* [WHAT YOU HAVE TO DO]
Reproduce every line of the entries below verbatim, leaving out the pictures.

● ● ● ●

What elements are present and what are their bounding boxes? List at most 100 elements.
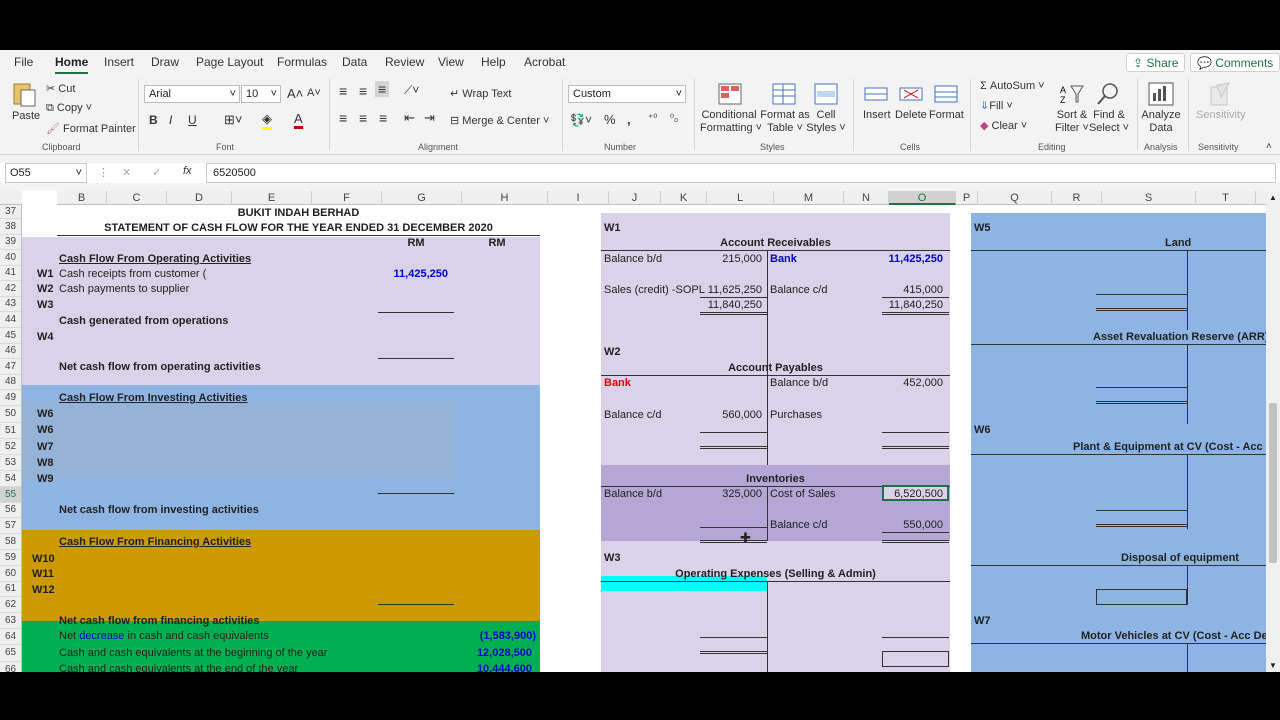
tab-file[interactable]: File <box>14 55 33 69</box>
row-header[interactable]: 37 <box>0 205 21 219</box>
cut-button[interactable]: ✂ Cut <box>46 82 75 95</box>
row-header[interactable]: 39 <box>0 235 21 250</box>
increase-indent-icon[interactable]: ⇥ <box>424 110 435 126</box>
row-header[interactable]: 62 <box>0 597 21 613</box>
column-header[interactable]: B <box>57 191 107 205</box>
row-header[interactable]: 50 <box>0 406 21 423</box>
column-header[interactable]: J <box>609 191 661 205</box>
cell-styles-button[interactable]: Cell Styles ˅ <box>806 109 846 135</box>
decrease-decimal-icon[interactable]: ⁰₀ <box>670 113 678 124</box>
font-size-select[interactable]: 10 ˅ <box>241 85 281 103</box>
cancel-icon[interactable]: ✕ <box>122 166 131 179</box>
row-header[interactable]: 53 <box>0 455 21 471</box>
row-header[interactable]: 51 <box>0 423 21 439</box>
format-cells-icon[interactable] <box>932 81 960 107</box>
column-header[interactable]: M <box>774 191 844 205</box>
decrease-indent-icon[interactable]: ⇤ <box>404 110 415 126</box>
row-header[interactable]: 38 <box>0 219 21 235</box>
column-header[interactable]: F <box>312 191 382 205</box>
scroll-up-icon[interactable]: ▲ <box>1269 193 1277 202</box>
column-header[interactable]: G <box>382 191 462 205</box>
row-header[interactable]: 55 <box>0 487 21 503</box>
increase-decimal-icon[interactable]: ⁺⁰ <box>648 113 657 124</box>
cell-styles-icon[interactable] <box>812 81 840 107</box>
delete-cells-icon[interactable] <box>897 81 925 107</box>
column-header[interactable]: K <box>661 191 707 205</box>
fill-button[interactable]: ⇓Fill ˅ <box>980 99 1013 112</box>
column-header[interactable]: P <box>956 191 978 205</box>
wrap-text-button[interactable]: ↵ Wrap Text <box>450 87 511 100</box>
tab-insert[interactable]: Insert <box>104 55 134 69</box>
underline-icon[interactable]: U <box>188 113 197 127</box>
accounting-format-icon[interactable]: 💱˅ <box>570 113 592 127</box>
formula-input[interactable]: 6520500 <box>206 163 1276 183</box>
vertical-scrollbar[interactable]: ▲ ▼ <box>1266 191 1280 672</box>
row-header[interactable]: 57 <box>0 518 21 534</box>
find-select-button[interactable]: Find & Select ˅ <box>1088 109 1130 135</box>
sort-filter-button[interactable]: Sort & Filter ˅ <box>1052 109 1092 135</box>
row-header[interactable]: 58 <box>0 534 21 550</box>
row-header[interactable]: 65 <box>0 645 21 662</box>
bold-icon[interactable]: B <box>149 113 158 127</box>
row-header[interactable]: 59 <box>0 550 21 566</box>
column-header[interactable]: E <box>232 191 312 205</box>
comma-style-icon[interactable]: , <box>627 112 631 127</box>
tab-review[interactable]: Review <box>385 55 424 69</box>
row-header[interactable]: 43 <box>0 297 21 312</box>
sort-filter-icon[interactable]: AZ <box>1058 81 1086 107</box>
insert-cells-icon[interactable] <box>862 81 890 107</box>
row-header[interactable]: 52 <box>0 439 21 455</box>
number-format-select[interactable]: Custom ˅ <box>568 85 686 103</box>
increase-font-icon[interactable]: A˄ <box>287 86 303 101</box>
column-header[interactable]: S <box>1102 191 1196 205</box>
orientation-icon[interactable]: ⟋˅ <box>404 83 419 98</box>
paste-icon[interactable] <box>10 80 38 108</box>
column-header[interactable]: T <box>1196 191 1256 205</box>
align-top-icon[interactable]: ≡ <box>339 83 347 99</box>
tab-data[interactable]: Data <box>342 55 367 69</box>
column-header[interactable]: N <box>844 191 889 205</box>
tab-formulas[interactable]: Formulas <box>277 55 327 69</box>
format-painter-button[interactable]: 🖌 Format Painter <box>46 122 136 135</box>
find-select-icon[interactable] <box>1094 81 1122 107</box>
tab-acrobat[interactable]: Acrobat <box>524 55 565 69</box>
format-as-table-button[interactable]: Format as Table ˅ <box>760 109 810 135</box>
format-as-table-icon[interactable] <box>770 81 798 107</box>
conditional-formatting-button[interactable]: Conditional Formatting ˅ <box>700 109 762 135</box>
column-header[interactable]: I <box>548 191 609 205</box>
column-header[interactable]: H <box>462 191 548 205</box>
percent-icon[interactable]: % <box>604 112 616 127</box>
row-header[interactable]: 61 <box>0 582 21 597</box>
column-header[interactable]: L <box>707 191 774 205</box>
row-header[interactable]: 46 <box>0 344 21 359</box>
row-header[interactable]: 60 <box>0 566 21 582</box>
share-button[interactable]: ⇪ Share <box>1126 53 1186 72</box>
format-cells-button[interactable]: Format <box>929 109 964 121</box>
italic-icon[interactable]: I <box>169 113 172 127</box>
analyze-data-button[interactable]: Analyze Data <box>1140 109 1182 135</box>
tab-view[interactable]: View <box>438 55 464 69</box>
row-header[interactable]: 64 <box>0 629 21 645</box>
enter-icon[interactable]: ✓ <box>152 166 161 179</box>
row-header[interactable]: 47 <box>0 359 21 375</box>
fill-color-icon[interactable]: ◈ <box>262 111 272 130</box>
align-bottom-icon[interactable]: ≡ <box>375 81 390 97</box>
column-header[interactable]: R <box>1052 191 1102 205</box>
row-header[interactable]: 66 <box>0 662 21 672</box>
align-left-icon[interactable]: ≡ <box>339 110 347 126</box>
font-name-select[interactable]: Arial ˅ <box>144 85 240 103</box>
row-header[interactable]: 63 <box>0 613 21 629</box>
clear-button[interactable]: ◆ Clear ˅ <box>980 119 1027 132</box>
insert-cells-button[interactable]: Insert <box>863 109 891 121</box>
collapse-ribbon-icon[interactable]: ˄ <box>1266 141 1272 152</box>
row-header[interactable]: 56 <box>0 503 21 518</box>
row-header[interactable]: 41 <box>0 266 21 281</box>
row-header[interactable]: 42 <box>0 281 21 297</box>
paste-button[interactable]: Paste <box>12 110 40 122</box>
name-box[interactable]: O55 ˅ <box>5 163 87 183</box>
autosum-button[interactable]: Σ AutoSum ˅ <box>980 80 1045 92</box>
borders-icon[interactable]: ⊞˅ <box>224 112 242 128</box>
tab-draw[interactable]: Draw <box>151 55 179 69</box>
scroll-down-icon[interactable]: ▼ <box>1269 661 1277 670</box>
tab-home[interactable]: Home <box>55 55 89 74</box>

● ● ● ●

* [ANSWER TO THIS PROBLEM]
What elements are present and what are their bounding boxes? List at most 100 elements.
tab-file[interactable]: File <box>14 55 33 69</box>
row-header[interactable]: 37 <box>0 205 21 219</box>
cut-button[interactable]: ✂ Cut <box>46 82 75 95</box>
row-header[interactable]: 39 <box>0 235 21 250</box>
increase-indent-icon[interactable]: ⇥ <box>424 110 435 126</box>
row-header[interactable]: 62 <box>0 597 21 613</box>
column-header[interactable]: B <box>57 191 107 205</box>
row-header[interactable]: 50 <box>0 406 21 423</box>
column-header[interactable]: J <box>609 191 661 205</box>
cell-styles-button[interactable]: Cell Styles ˅ <box>806 109 846 135</box>
decrease-decimal-icon[interactable]: ⁰₀ <box>670 113 678 124</box>
font-size-select[interactable]: 10 ˅ <box>241 85 281 103</box>
cancel-icon[interactable]: ✕ <box>122 166 131 179</box>
row-header[interactable]: 53 <box>0 455 21 471</box>
row-header[interactable]: 51 <box>0 423 21 439</box>
format-cells-icon[interactable] <box>932 81 960 107</box>
column-header[interactable]: M <box>774 191 844 205</box>
decrease-indent-icon[interactable]: ⇤ <box>404 110 415 126</box>
row-header[interactable]: 38 <box>0 219 21 235</box>
column-header[interactable]: F <box>312 191 382 205</box>
scroll-up-icon[interactable]: ▲ <box>1269 193 1277 202</box>
column-header[interactable]: G <box>382 191 462 205</box>
row-header[interactable]: 55 <box>0 487 21 503</box>
increase-decimal-icon[interactable]: ⁺⁰ <box>648 113 657 124</box>
cell-styles-icon[interactable] <box>812 81 840 107</box>
delete-cells-icon[interactable] <box>897 81 925 107</box>
column-header[interactable]: K <box>661 191 707 205</box>
fill-button[interactable]: ⇓Fill ˅ <box>980 99 1013 112</box>
column-header[interactable]: P <box>956 191 978 205</box>
wrap-text-button[interactable]: ↵ Wrap Text <box>450 87 511 100</box>
tab-insert[interactable]: Insert <box>104 55 134 69</box>
underline-icon[interactable]: U <box>188 113 197 127</box>
accounting-format-icon[interactable]: 💱˅ <box>570 113 592 127</box>
formula-input[interactable]: 6520500 <box>206 163 1276 183</box>
vertical-scrollbar[interactable]: ▲ ▼ <box>1266 191 1280 672</box>
row-header[interactable]: 57 <box>0 518 21 534</box>
find-select-button[interactable]: Find & Select ˅ <box>1088 109 1130 135</box>
sort-filter-button[interactable]: Sort & Filter ˅ <box>1052 109 1092 135</box>
row-header[interactable]: 58 <box>0 534 21 550</box>
row-header[interactable]: 65 <box>0 645 21 662</box>
bold-icon[interactable]: B <box>149 113 158 127</box>
row-header[interactable]: 59 <box>0 550 21 566</box>
column-header[interactable]: E <box>232 191 312 205</box>
comma-style-icon[interactable]: , <box>627 112 631 127</box>
tab-review[interactable]: Review <box>385 55 424 69</box>
row-header[interactable]: 43 <box>0 297 21 312</box>
sort-filter-icon[interactable]: AZ <box>1058 81 1086 107</box>
insert-cells-icon[interactable] <box>862 81 890 107</box>
row-header[interactable]: 52 <box>0 439 21 455</box>
number-format-select[interactable]: Custom ˅ <box>568 85 686 103</box>
increase-font-icon[interactable]: A˄ <box>287 86 303 101</box>
column-header[interactable]: S <box>1102 191 1196 205</box>
orientation-icon[interactable]: ⟋˅ <box>404 83 419 98</box>
paste-icon[interactable] <box>10 80 38 108</box>
column-header[interactable]: T <box>1196 191 1256 205</box>
align-top-icon[interactable]: ≡ <box>339 83 347 99</box>
tab-data[interactable]: Data <box>342 55 367 69</box>
column-header[interactable]: N <box>844 191 889 205</box>
tab-formulas[interactable]: Formulas <box>277 55 327 69</box>
format-painter-button[interactable]: 🖌 Format Painter <box>46 122 136 135</box>
find-select-icon[interactable] <box>1094 81 1122 107</box>
tab-acrobat[interactable]: Acrobat <box>524 55 565 69</box>
format-as-table-button[interactable]: Format as Table ˅ <box>760 109 810 135</box>
format-as-table-icon[interactable] <box>770 81 798 107</box>
conditional-formatting-button[interactable]: Conditional Formatting ˅ <box>700 109 762 135</box>
column-header[interactable]: I <box>548 191 609 205</box>
column-header[interactable]: H <box>462 191 548 205</box>
percent-icon[interactable]: % <box>604 112 616 127</box>
row-header[interactable]: 61 <box>0 582 21 597</box>
column-header[interactable]: L <box>707 191 774 205</box>
row-header[interactable]: 46 <box>0 344 21 359</box>
row-header[interactable]: 60 <box>0 566 21 582</box>
share-button[interactable]: ⇪ Share <box>1126 53 1186 72</box>
format-cells-button[interactable]: Format <box>929 109 964 121</box>
italic-icon[interactable]: I <box>169 113 172 127</box>
analyze-data-button[interactable]: Analyze Data <box>1140 109 1182 135</box>
tab-view[interactable]: View <box>438 55 464 69</box>
row-header[interactable]: 64 <box>0 629 21 645</box>
enter-icon[interactable]: ✓ <box>152 166 161 179</box>
row-header[interactable]: 47 <box>0 359 21 375</box>
fill-color-icon[interactable]: ◈ <box>262 111 272 130</box>
align-bottom-icon[interactable]: ≡ <box>375 81 390 97</box>
column-header[interactable]: R <box>1052 191 1102 205</box>
row-header[interactable]: 66 <box>0 662 21 672</box>
align-left-icon[interactable]: ≡ <box>339 110 347 126</box>
font-name-select[interactable]: Arial ˅ <box>144 85 240 103</box>
row-header[interactable]: 63 <box>0 613 21 629</box>
clear-button[interactable]: ◆ Clear ˅ <box>980 119 1027 132</box>
insert-cells-button[interactable]: Insert <box>863 109 891 121</box>
collapse-ribbon-icon[interactable]: ˄ <box>1266 141 1272 152</box>
row-header[interactable]: 56 <box>0 503 21 518</box>
row-header[interactable]: 41 <box>0 266 21 281</box>
row-header[interactable]: 42 <box>0 281 21 297</box>
paste-button[interactable]: Paste <box>12 110 40 122</box>
name-box[interactable]: O55 ˅ <box>5 163 87 183</box>
autosum-button[interactable]: Σ AutoSum ˅ <box>980 80 1045 92</box>
borders-icon[interactable]: ⊞˅ <box>224 112 242 128</box>
tab-draw[interactable]: Draw <box>151 55 179 69</box>
scroll-down-icon[interactable]: ▼ <box>1269 661 1277 670</box>
tab-home[interactable]: Home <box>55 55 89 74</box>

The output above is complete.